### To be done
Return the listing below verbatim. Pictures do not belong in the copy.

_ _ _

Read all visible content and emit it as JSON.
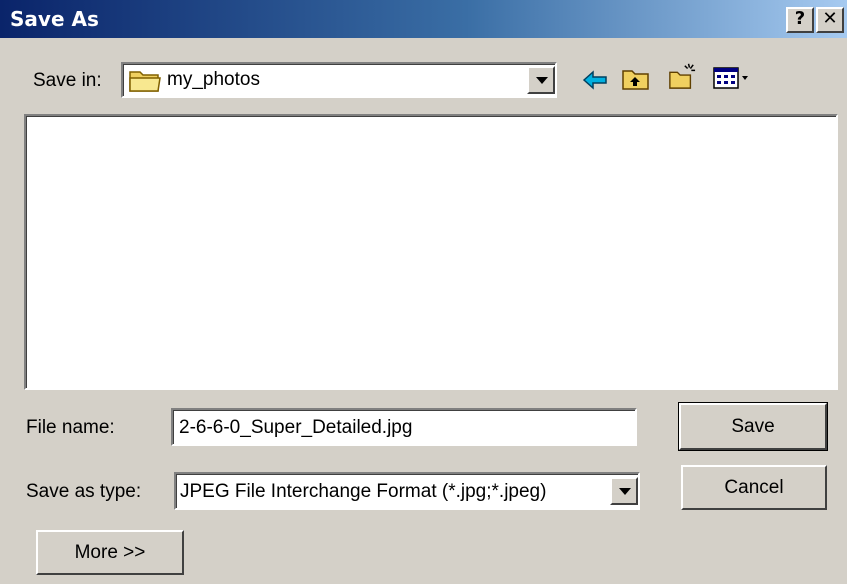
{
  "window": {
    "title": "Save As",
    "help_glyph": "?",
    "close_glyph": "✕"
  },
  "save_in": {
    "label": "Save in:",
    "value": "my_photos",
    "icon": "folder-icon"
  },
  "toolbar": {
    "icons": [
      "back-arrow-icon",
      "up-one-level-icon",
      "new-folder-icon",
      "view-menu-icon"
    ]
  },
  "file_list": {
    "items": []
  },
  "file_name": {
    "label": "File name:",
    "value": "2-6-6-0_Super_Detailed.jpg"
  },
  "save_as_type": {
    "label": "Save as type:",
    "value": "JPEG File Interchange Format (*.jpg;*.jpeg)"
  },
  "buttons": {
    "save": "Save",
    "cancel": "Cancel",
    "more": "More >>"
  },
  "colors": {
    "title_gradient_start": "#0a246a",
    "title_gradient_end": "#a6caf0",
    "face": "#d4d0c8",
    "back_arrow": "#00a0d0",
    "folder": "#f0d060"
  }
}
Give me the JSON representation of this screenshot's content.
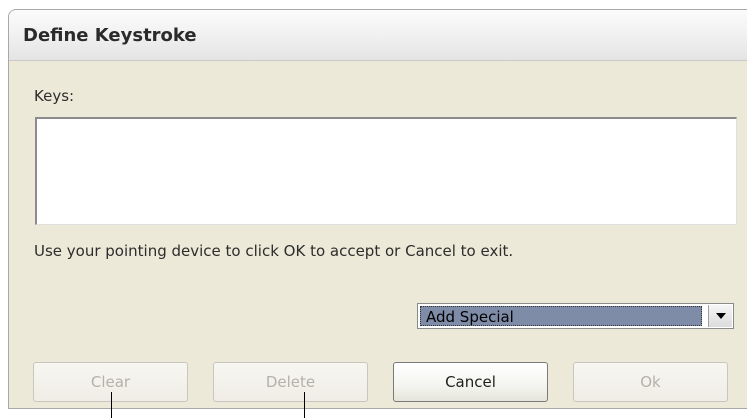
{
  "dialog": {
    "title": "Define Keystroke",
    "keys_label": "Keys:",
    "keys_value": "",
    "hint": "Use your pointing device to click OK to accept or Cancel to exit.",
    "special_select": {
      "selected": "Add Special"
    },
    "buttons": {
      "clear": "Clear",
      "delete": "Delete",
      "cancel": "Cancel",
      "ok": "Ok"
    }
  },
  "colors": {
    "dialog_background": "#ece9d8",
    "select_highlight": "#7f8ca8",
    "disabled_text": "#b3b1a8"
  },
  "icons": {
    "dropdown": "chevron-down-icon"
  }
}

_ _ _

### Result
Read all visible content and emit it as JSON.
{
  "window": {
    "title": "Save As",
    "help_glyph": "?",
    "close_glyph": "✕"
  },
  "save_in": {
    "label": "Save in:",
    "value": "my_photos",
    "icon": "folder-icon"
  },
  "toolbar": {
    "icons": [
      "back-arrow-icon",
      "up-one-level-icon",
      "new-folder-icon",
      "view-menu-icon"
    ]
  },
  "file_list": {
    "items": []
  },
  "file_name": {
    "label": "File name:",
    "value": "2-6-6-0_Super_Detailed.jpg"
  },
  "save_as_type": {
    "label": "Save as type:",
    "value": "JPEG File Interchange Format (*.jpg;*.jpeg)"
  },
  "buttons": {
    "save": "Save",
    "cancel": "Cancel",
    "more": "More >>"
  },
  "colors": {
    "title_gradient_start": "#0a246a",
    "title_gradient_end": "#a6caf0",
    "face": "#d4d0c8",
    "back_arrow": "#00a0d0",
    "folder": "#f0d060"
  }
}
Give me the JSON representation of this screenshot's content.
{
  "dialog": {
    "title": "Define Keystroke",
    "keys_label": "Keys:",
    "keys_value": "",
    "hint": "Use your pointing device to click OK to accept or Cancel to exit.",
    "special_select": {
      "selected": "Add Special"
    },
    "buttons": {
      "clear": "Clear",
      "delete": "Delete",
      "cancel": "Cancel",
      "ok": "Ok"
    }
  },
  "colors": {
    "dialog_background": "#ece9d8",
    "select_highlight": "#7f8ca8",
    "disabled_text": "#b3b1a8"
  },
  "icons": {
    "dropdown": "chevron-down-icon"
  }
}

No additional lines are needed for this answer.